◆ What needs to be done:
Reproduce every entry that follows word for word, but omit the images.

(Records that describe figures)
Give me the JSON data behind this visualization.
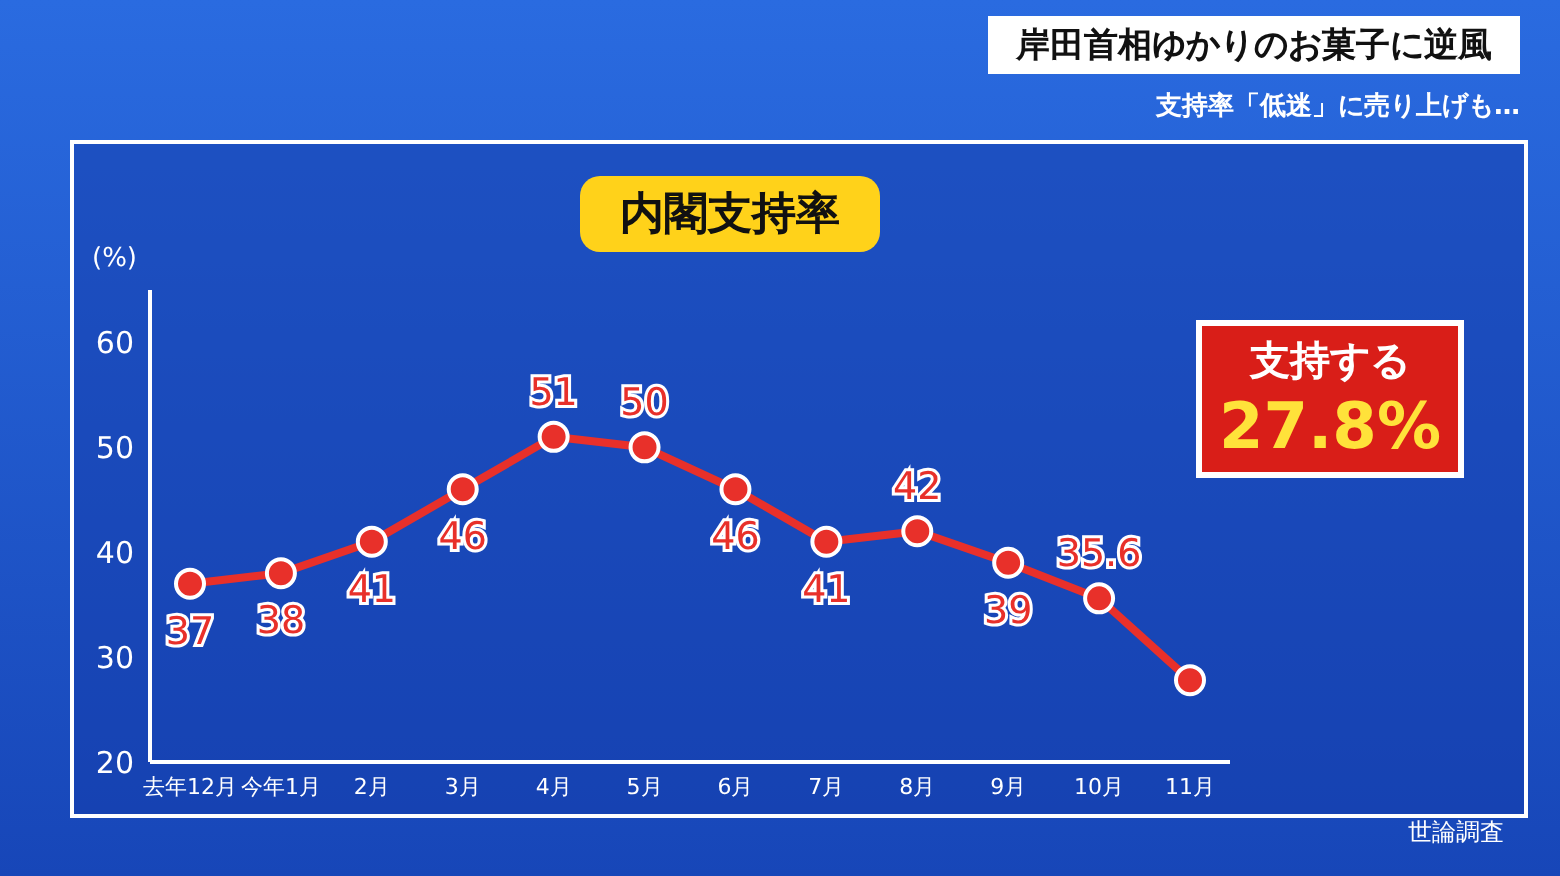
{
  "chart_data": {
    "type": "line",
    "title": "内閣支持率",
    "subtitle": "岸田首相ゆかりのお菓子に逆風",
    "annotations": [
      "支持率「低迷」に売り上げも…",
      "支持する",
      "27.8%",
      "世論調査"
    ],
    "ylabel": "(%)",
    "categories": [
      "去年12月",
      "今年1月",
      "2月",
      "3月",
      "4月",
      "5月",
      "6月",
      "7月",
      "8月",
      "9月",
      "10月",
      "11月"
    ],
    "series": [
      {
        "color": "#e8302a",
        "values": [
          37,
          38,
          41,
          46,
          51,
          50,
          46,
          41,
          42,
          39,
          35.6,
          27.8
        ],
        "value_labels": [
          "37",
          "38",
          "41",
          "46",
          "51",
          "50",
          "46",
          "41",
          "42",
          "39",
          "35.6",
          null
        ]
      }
    ],
    "ylim": [
      20,
      65
    ],
    "yticks": [
      20,
      30,
      40,
      50,
      60
    ],
    "marker": "circle",
    "line_style": "solid"
  }
}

◆ Problem solution:
Give me the JSON data behind this visualization.
{
  "chart_data": {
    "type": "line",
    "title": "内閣支持率",
    "subtitle": "岸田首相ゆかりのお菓子に逆風",
    "annotations": [
      "支持率「低迷」に売り上げも…",
      "支持する",
      "27.8%",
      "世論調査"
    ],
    "ylabel": "(%)",
    "categories": [
      "去年12月",
      "今年1月",
      "2月",
      "3月",
      "4月",
      "5月",
      "6月",
      "7月",
      "8月",
      "9月",
      "10月",
      "11月"
    ],
    "series": [
      {
        "color": "#e8302a",
        "values": [
          37,
          38,
          41,
          46,
          51,
          50,
          46,
          41,
          42,
          39,
          35.6,
          27.8
        ],
        "value_labels": [
          "37",
          "38",
          "41",
          "46",
          "51",
          "50",
          "46",
          "41",
          "42",
          "39",
          "35.6",
          null
        ]
      }
    ],
    "ylim": [
      20,
      65
    ],
    "yticks": [
      20,
      30,
      40,
      50,
      60
    ],
    "marker": "circle",
    "line_style": "solid"
  }
}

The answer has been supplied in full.